▶ Challenge
How many lines in these records hold the string "Yash"? State only that number.

▶ Material provided
^^^^
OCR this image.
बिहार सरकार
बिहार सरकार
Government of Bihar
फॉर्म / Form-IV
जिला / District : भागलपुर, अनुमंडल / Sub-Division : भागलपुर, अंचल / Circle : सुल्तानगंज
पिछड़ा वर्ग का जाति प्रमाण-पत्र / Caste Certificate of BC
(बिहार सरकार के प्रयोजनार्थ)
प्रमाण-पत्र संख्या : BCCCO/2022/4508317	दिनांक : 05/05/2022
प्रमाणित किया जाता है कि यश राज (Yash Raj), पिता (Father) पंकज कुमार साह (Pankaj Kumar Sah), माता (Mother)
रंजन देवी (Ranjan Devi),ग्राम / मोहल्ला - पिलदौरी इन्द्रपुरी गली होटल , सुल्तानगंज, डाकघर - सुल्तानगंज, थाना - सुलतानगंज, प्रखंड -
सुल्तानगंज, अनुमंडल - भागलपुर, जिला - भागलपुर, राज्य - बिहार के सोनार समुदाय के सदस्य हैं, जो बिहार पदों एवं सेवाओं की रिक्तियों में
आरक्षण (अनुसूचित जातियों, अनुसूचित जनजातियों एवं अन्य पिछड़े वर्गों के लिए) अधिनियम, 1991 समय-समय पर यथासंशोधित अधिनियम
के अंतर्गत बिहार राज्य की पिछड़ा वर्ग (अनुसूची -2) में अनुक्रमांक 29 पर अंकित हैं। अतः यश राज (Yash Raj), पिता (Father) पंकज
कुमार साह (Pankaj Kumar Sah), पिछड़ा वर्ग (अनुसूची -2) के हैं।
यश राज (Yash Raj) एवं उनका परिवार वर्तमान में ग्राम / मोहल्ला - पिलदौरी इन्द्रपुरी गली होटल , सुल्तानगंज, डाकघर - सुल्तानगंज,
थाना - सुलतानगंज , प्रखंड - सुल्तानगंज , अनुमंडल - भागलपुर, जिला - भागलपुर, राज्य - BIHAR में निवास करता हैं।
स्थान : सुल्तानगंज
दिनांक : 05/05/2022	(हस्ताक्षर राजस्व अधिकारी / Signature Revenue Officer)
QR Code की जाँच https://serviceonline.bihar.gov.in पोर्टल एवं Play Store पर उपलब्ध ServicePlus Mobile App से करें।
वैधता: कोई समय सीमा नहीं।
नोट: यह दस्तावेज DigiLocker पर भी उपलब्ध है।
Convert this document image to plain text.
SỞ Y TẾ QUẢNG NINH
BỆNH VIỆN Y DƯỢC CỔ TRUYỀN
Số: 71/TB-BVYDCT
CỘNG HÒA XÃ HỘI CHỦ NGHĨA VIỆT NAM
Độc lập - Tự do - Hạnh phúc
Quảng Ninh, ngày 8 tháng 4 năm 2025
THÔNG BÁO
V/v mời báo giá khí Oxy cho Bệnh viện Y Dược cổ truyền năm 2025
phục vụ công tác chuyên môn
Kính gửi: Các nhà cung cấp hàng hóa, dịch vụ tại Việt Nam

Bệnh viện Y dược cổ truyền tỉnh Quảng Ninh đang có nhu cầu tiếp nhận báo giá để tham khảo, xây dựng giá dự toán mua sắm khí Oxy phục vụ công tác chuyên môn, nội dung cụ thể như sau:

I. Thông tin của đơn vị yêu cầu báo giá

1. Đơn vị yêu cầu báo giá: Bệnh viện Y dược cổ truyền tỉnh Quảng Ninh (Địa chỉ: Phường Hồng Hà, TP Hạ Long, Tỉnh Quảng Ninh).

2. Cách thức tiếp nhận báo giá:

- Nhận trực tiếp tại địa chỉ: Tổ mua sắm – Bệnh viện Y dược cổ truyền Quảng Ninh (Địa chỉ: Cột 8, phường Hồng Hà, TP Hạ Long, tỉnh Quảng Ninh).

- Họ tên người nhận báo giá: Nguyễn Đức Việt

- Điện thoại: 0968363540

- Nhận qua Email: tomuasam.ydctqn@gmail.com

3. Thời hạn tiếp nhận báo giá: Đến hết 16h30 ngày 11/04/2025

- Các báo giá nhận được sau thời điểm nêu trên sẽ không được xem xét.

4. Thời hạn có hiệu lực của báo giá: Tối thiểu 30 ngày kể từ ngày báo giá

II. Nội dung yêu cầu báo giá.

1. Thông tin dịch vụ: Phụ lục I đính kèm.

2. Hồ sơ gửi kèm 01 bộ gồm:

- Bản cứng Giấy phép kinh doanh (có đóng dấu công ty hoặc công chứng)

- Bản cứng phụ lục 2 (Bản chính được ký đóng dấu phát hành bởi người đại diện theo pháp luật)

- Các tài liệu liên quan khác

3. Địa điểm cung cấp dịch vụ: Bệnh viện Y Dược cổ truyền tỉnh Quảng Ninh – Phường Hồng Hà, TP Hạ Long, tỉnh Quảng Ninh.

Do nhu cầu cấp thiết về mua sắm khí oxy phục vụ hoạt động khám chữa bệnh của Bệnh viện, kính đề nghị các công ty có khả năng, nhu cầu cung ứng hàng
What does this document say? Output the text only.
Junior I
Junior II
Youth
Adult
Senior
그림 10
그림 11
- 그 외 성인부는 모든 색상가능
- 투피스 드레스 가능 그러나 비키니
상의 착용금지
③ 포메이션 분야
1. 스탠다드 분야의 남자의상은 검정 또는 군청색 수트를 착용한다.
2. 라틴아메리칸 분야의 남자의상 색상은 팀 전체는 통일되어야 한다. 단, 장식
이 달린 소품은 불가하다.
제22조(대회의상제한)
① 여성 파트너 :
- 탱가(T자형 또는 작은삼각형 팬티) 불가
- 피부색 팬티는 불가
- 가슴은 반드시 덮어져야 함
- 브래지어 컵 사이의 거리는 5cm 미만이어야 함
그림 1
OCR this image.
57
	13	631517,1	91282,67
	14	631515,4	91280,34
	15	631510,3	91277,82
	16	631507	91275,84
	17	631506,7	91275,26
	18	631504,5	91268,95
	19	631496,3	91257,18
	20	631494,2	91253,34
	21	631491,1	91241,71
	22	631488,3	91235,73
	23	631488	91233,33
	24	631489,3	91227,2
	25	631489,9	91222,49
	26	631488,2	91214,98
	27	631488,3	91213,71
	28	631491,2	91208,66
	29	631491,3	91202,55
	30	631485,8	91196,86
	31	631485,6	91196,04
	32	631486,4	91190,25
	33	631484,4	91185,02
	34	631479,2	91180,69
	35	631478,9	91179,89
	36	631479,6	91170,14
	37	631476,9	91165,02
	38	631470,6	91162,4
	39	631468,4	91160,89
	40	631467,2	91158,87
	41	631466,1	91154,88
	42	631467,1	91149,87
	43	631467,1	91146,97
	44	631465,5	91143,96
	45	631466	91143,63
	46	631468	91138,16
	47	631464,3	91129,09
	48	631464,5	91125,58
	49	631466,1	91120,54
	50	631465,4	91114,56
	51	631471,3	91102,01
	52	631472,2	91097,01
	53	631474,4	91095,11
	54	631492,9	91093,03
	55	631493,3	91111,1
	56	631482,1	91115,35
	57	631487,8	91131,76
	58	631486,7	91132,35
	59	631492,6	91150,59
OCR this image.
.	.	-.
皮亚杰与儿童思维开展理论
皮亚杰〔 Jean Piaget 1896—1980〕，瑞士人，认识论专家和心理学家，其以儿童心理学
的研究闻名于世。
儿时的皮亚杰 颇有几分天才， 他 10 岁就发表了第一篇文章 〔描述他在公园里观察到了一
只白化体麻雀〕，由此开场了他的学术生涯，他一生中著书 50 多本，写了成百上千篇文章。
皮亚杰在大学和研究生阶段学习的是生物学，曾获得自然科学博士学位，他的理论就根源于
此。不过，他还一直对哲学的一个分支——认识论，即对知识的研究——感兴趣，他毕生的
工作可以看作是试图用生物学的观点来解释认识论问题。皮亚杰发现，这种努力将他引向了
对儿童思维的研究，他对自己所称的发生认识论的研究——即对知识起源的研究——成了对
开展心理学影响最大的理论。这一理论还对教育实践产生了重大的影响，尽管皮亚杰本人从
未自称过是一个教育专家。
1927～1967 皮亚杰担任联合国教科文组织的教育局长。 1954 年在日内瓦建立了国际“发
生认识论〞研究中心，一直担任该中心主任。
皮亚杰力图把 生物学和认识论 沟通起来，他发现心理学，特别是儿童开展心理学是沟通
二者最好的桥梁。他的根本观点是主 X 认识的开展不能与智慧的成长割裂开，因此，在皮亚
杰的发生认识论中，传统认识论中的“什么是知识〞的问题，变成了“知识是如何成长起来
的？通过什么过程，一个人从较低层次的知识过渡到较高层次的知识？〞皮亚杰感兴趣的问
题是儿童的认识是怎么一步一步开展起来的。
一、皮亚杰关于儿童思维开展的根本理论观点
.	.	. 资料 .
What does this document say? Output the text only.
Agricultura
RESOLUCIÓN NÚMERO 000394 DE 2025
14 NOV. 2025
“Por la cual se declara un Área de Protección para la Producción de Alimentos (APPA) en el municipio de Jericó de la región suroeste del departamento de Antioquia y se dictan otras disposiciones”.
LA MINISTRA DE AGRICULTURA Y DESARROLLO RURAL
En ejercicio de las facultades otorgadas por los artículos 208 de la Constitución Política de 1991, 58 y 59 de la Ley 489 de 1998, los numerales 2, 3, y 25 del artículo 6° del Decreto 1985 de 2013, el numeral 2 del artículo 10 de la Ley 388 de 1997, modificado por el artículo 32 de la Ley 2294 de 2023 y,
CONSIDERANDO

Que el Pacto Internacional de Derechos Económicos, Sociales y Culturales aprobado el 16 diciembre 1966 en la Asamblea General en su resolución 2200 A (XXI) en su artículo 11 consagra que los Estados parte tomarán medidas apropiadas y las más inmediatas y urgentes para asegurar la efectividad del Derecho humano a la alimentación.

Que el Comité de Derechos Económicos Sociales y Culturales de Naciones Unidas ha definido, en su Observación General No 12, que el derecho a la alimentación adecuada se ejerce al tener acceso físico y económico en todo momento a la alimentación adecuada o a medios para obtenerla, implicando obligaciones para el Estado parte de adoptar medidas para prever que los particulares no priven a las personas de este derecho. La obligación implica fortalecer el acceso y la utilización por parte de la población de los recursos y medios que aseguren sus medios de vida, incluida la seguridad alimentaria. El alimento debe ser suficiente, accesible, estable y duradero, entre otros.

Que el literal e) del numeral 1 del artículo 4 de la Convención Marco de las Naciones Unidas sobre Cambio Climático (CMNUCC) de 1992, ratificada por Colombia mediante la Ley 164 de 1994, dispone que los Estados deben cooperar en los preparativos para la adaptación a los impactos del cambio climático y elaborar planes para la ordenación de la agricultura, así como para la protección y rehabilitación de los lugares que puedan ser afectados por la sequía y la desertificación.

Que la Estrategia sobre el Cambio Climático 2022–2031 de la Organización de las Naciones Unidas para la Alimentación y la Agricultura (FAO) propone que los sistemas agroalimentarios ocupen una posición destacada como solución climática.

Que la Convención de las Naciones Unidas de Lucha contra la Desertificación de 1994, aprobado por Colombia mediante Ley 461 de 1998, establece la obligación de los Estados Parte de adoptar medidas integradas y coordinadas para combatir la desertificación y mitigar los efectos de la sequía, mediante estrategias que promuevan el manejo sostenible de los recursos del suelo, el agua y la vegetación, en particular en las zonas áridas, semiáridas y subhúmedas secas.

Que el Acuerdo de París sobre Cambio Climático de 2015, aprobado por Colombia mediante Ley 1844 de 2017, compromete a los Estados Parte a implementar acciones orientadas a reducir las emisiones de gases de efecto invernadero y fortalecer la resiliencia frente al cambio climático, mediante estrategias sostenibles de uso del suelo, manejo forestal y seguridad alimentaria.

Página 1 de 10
^^^^
▶ Solution for this problem
3